▸ What is asked: In the listing below, locate the lines that hold "超灵便型船运价指数" and copy them.

/---

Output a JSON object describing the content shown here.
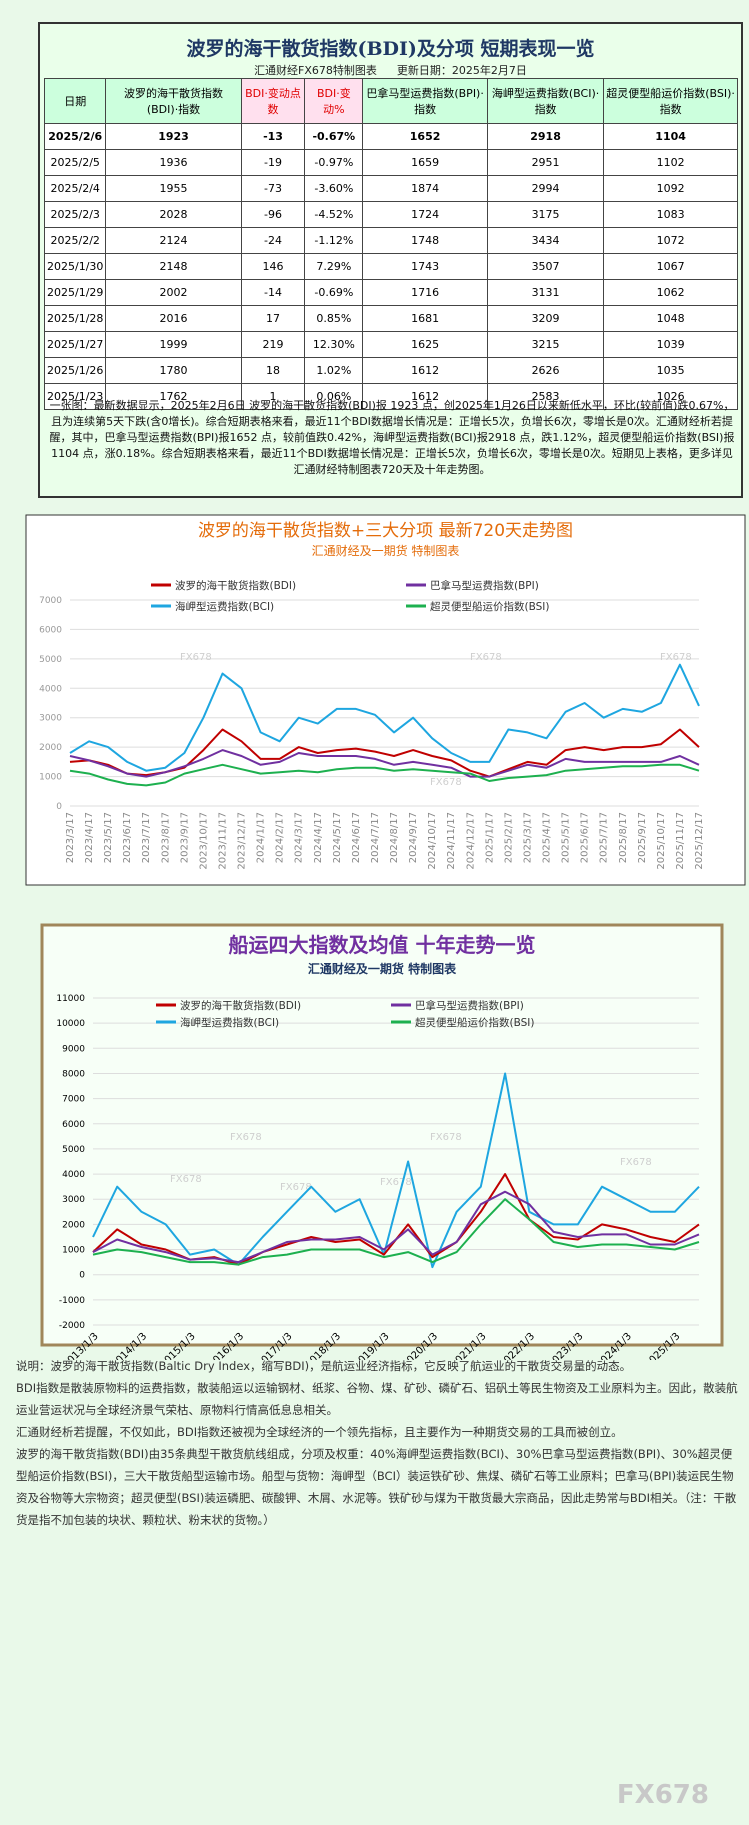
{
  "header": {
    "title": "波罗的海干散货指数(BDI)及分项  短期表现一览",
    "source": "汇通财经FX678特制图表",
    "updated": "更新日期：2025年2月7日"
  },
  "table": {
    "columns": [
      "日期",
      "波罗的海干散货指数(BDI)·指数",
      "BDI·变动点数",
      "BDI·变动%",
      "巴拿马型运费指数(BPI)·指数",
      "海岬型运费指数(BCI)·指数",
      "超灵便型船运价指数(BSI)·指数"
    ],
    "rows": [
      [
        "2025/2/6",
        "1923",
        "-13",
        "-0.67%",
        "1652",
        "2918",
        "1104"
      ],
      [
        "2025/2/5",
        "1936",
        "-19",
        "-0.97%",
        "1659",
        "2951",
        "1102"
      ],
      [
        "2025/2/4",
        "1955",
        "-73",
        "-3.60%",
        "1874",
        "2994",
        "1092"
      ],
      [
        "2025/2/3",
        "2028",
        "-96",
        "-4.52%",
        "1724",
        "3175",
        "1083"
      ],
      [
        "2025/2/2",
        "2124",
        "-24",
        "-1.12%",
        "1748",
        "3434",
        "1072"
      ],
      [
        "2025/1/30",
        "2148",
        "146",
        "7.29%",
        "1743",
        "3507",
        "1067"
      ],
      [
        "2025/1/29",
        "2002",
        "-14",
        "-0.69%",
        "1716",
        "3131",
        "1062"
      ],
      [
        "2025/1/28",
        "2016",
        "17",
        "0.85%",
        "1681",
        "3209",
        "1048"
      ],
      [
        "2025/1/27",
        "1999",
        "219",
        "12.30%",
        "1625",
        "3215",
        "1039"
      ],
      [
        "2025/1/26",
        "1780",
        "18",
        "1.02%",
        "1612",
        "2626",
        "1035"
      ],
      [
        "2025/1/23",
        "1762",
        "1",
        "0.06%",
        "1612",
        "2583",
        "1026"
      ]
    ]
  },
  "summary": "一张图：最新数据显示，2025年2月6日 波罗的海干散货指数(BDI)报 1923 点，创2025年1月26日以来新低水平，环比(较前值)跌0.67%，且为连续第5天下跌(含0增长)。综合短期表格来看，最近11个BDI数据增长情况是：正增长5次，负增长6次，零增长是0次。汇通财经析若提醒，其中，巴拿马型运费指数(BPI)报1652 点，较前值跌0.42%，海岬型运费指数(BCI)报2918 点，跌1.12%，超灵便型船运价指数(BSI)报1104 点，涨0.18%。综合短期表格来看，最近11个BDI数据增长情况是：正增长5次，负增长6次，零增长是0次。短期见上表格，更多详见汇通财经特制图表720天及十年走势图。",
  "chart_data": [
    {
      "type": "line",
      "title": "波罗的海干散货指数+三大分项  最新720天走势图",
      "subtitle": "汇通财经及一期货 特制图表",
      "watermark": "FX678",
      "categories": [
        "2023/3/17",
        "2023/4/17",
        "2023/5/17",
        "2023/6/17",
        "2023/7/17",
        "2023/8/17",
        "2023/9/17",
        "2023/10/17",
        "2023/11/17",
        "2023/12/17",
        "2024/1/17",
        "2024/2/17",
        "2024/3/17",
        "2024/4/17",
        "2024/5/17",
        "2024/6/17",
        "2024/7/17",
        "2024/8/17",
        "2024/9/17",
        "2024/10/17",
        "2024/11/17",
        "2024/12/17",
        "2025/1/17",
        "2025/2/17",
        "2025/3/17",
        "2025/4/17",
        "2025/5/17",
        "2025/6/17",
        "2025/7/17",
        "2025/8/17",
        "2025/9/17",
        "2025/10/17",
        "2025/11/17",
        "2025/12/17"
      ],
      "ylim": [
        0,
        7000
      ],
      "yticks": [
        0,
        1000,
        2000,
        3000,
        4000,
        5000,
        6000,
        7000
      ],
      "grid": true,
      "series": [
        {
          "name": "波罗的海干散货指数(BDI)",
          "color": "#c00000",
          "values": [
            1500,
            1550,
            1400,
            1100,
            1050,
            1150,
            1300,
            1900,
            2600,
            2200,
            1600,
            1600,
            2000,
            1800,
            1900,
            1950,
            1850,
            1700,
            1900,
            1700,
            1550,
            1200,
            1000,
            1250,
            1500,
            1400,
            1900,
            2000,
            1900,
            2000,
            2000,
            2100,
            2600,
            2000
          ]
        },
        {
          "name": "巴拿马型运费指数(BPI)",
          "color": "#7030a0",
          "values": [
            1700,
            1550,
            1350,
            1100,
            1000,
            1150,
            1350,
            1600,
            1900,
            1700,
            1400,
            1500,
            1800,
            1700,
            1700,
            1700,
            1600,
            1400,
            1500,
            1400,
            1300,
            1000,
            1000,
            1200,
            1400,
            1300,
            1600,
            1500,
            1500,
            1500,
            1500,
            1500,
            1700,
            1400
          ]
        },
        {
          "name": "海岬型运费指数(BCI)",
          "color": "#1ea6e0",
          "values": [
            1800,
            2200,
            2000,
            1500,
            1200,
            1300,
            1800,
            3000,
            4500,
            4000,
            2500,
            2200,
            3000,
            2800,
            3300,
            3300,
            3100,
            2500,
            3000,
            2300,
            1800,
            1500,
            1500,
            2600,
            2500,
            2300,
            3200,
            3500,
            3000,
            3300,
            3200,
            3500,
            4800,
            3400
          ]
        },
        {
          "name": "超灵便型船运价指数(BSI)",
          "color": "#1db04f",
          "values": [
            1200,
            1100,
            900,
            750,
            700,
            800,
            1100,
            1250,
            1400,
            1250,
            1100,
            1150,
            1200,
            1150,
            1250,
            1300,
            1300,
            1200,
            1250,
            1200,
            1150,
            1100,
            850,
            950,
            1000,
            1050,
            1200,
            1250,
            1300,
            1350,
            1350,
            1400,
            1400,
            1200
          ]
        }
      ]
    },
    {
      "type": "line",
      "title": "船运四大指数及均值 十年走势一览",
      "subtitle": "汇通财经及一期货 特制图表",
      "watermark": "FX678",
      "categories": [
        "2013/1/3",
        null,
        "2014/1/3",
        null,
        "2015/1/3",
        null,
        "2016/1/3",
        null,
        "2017/1/3",
        null,
        "2018/1/3",
        null,
        "2019/1/3",
        null,
        "2020/1/3",
        null,
        "2021/1/3",
        null,
        "2022/1/3",
        null,
        "2023/1/3",
        null,
        "2024/1/3",
        null,
        "2025/1/3",
        null
      ],
      "ylim": [
        -2000,
        11000
      ],
      "yticks": [
        -2000,
        -1000,
        0,
        1000,
        2000,
        3000,
        4000,
        5000,
        6000,
        7000,
        8000,
        9000,
        10000,
        11000
      ],
      "grid": true,
      "series": [
        {
          "name": "波罗的海干散货指数(BDI)",
          "color": "#c00000",
          "values": [
            900,
            1800,
            1200,
            1000,
            600,
            700,
            400,
            900,
            1200,
            1500,
            1300,
            1400,
            800,
            2000,
            700,
            1300,
            2500,
            4000,
            2200,
            1500,
            1400,
            2000,
            1800,
            1500,
            1300,
            2000
          ]
        },
        {
          "name": "巴拿马型运费指数(BPI)",
          "color": "#7030a0",
          "values": [
            900,
            1400,
            1100,
            900,
            600,
            650,
            500,
            900,
            1300,
            1400,
            1400,
            1500,
            1000,
            1800,
            800,
            1300,
            2800,
            3300,
            2800,
            1700,
            1500,
            1600,
            1600,
            1200,
            1200,
            1600
          ]
        },
        {
          "name": "海岬型运费指数(BCI)",
          "color": "#1ea6e0",
          "values": [
            1500,
            3500,
            2500,
            2000,
            800,
            1000,
            400,
            1500,
            2500,
            3500,
            2500,
            3000,
            800,
            4500,
            300,
            2500,
            3500,
            8000,
            2500,
            2000,
            2000,
            3500,
            3000,
            2500,
            2500,
            3500
          ]
        },
        {
          "name": "超灵便型船运价指数(BSI)",
          "color": "#1db04f",
          "values": [
            800,
            1000,
            900,
            700,
            500,
            500,
            400,
            700,
            800,
            1000,
            1000,
            1000,
            700,
            900,
            500,
            900,
            2000,
            3000,
            2200,
            1300,
            1100,
            1200,
            1200,
            1100,
            1000,
            1300
          ]
        }
      ]
    }
  ],
  "notes": [
    "说明：波罗的海干散货指数(Baltic Dry Index，缩写BDI)，是航运业经济指标，它反映了航运业的干散货交易量的动态。",
    "BDI指数是散装原物料的运费指数，散装船运以运输钢材、纸浆、谷物、煤、矿砂、磷矿石、铝矾土等民生物资及工业原料为主。因此，散装航运业营运状况与全球经济景气荣枯、原物料行情高低息息相关。",
    "汇通财经析若提醒，不仅如此，BDI指数还被视为全球经济的一个领先指标，且主要作为一种期货交易的工具而被创立。",
    "波罗的海干散货指数(BDI)由35条典型干散货航线组成，分项及权重：40%海岬型运费指数(BCI)、30%巴拿马型运费指数(BPI)、30%超灵便型船运价指数(BSI)，三大干散货船型运输市场。船型与货物：海岬型（BCI）装运铁矿砂、焦煤、磷矿石等工业原料；巴拿马(BPI)装运民生物资及谷物等大宗物资；超灵便型(BSI)装运磷肥、碳酸钾、木屑、水泥等。铁矿砂与煤为干散货最大宗商品，因此走势常与BDI相关。（注：干散货是指不加包装的块状、颗粒状、粉末状的货物。）"
  ],
  "watermark": "FX678"
}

\---

▸ Completed exercise:
      "超灵便型船运价指数(BSI)·指数"
  "summary": "一张图：最新数据显示，2025年2月6日 波罗的海干散货指数(BDI)报 1923 点，创2025年1月26日以来新低水平，环比(较前值)跌0.67%，且为连续第5天下跌(含0增长)。综合短期表格来看，最近11个BDI数据增长情况是：正增长5次，负增长6次，零增长是0次。汇通财经析若提醒，其中，巴拿马型运费指数(BPI)报1652 点，较前值跌0.42%，海岬型运费指数(BCI)报2918 点，跌1.12%，超灵便型船运价指数(BSI)报1104 点，涨0.18%。综合短期表格来看，最近11个BDI数据增长情况是：正增长5次，负增长6次，零增长是0次。短期见上表格，更多详见汇通财经特制图表720天及十年走势图。",
          "name": "超灵便型船运价指数(BSI)",
          "name": "超灵便型船运价指数(BSI)",
    "波罗的海干散货指数(BDI)由35条典型干散货航线组成，分项及权重：40%海岬型运费指数(BCI)、30%巴拿马型运费指数(BPI)、30%超灵便型船运价指数(BSI)，三大干散货船型运输市场。船型与货物：海岬型（BCI）装运铁矿砂、焦煤、磷矿石等工业原料；巴拿马(BPI)装运民生物资及谷物等大宗物资；超灵便型(BSI)装运磷肥、碳酸钾、木屑、水泥等。铁矿砂与煤为干散货最大宗商品，因此走势常与BDI相关。（注：干散货是指不加包装的块状、颗粒状、粉末状的货物。）"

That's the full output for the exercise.